--- Start Task input ---
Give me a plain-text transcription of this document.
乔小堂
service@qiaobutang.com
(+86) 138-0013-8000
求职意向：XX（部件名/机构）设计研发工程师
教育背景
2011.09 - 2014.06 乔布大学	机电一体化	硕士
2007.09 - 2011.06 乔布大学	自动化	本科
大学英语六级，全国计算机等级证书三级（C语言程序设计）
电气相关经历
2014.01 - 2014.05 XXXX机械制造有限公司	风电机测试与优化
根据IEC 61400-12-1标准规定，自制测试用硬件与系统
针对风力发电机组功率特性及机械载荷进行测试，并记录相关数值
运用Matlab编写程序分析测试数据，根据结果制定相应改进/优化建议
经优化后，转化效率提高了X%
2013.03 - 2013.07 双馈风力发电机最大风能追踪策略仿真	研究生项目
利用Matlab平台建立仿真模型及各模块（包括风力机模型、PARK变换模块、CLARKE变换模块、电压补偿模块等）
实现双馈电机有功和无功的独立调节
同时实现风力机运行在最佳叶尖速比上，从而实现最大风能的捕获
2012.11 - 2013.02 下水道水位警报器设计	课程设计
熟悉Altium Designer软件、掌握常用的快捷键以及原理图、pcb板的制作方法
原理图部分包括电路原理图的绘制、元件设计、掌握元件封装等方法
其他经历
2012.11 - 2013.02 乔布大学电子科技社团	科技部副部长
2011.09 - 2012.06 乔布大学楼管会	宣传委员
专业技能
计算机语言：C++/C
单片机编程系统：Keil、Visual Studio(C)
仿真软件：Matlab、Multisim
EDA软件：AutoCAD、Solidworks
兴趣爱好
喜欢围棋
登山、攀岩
--- End Task input ---
**Short problem:** Return every entry exactly as given.

**The reply:**
Give me a plain-text transcription of this document.
乔小堂
service@qiaobutang.com
(+86) 138-0013-8000
求职意向：XX（部件名/机构）设计研发工程师
教育背景
2011.09 - 2014.06 乔布大学	机电一体化	硕士
2007.09 - 2011.06 乔布大学	自动化	本科
大学英语六级，全国计算机等级证书三级（C语言程序设计）
电气相关经历
2014.01 - 2014.05 XXXX机械制造有限公司	风电机测试与优化
根据IEC 61400-12-1标准规定，自制测试用硬件与系统
针对风力发电机组功率特性及机械载荷进行测试，并记录相关数值
运用Matlab编写程序分析测试数据，根据结果制定相应改进/优化建议
经优化后，转化效率提高了X%
2013.03 - 2013.07 双馈风力发电机最大风能追踪策略仿真	研究生项目
利用Matlab平台建立仿真模型及各模块（包括风力机模型、PARK变换模块、CLARKE变换模块、电压补偿模块等）
实现双馈电机有功和无功的独立调节
同时实现风力机运行在最佳叶尖速比上，从而实现最大风能的捕获
2012.11 - 2013.02 下水道水位警报器设计	课程设计
熟悉Altium Designer软件、掌握常用的快捷键以及原理图、pcb板的制作方法
原理图部分包括电路原理图的绘制、元件设计、掌握元件封装等方法
其他经历
2012.11 - 2013.02 乔布大学电子科技社团	科技部副部长
2011.09 - 2012.06 乔布大学楼管会	宣传委员
专业技能
计算机语言：C++/C
单片机编程系统：Keil、Visual Studio(C)
仿真软件：Matlab、Multisim
EDA软件：AutoCAD、Solidworks
兴趣爱好
喜欢围棋
登山、攀岩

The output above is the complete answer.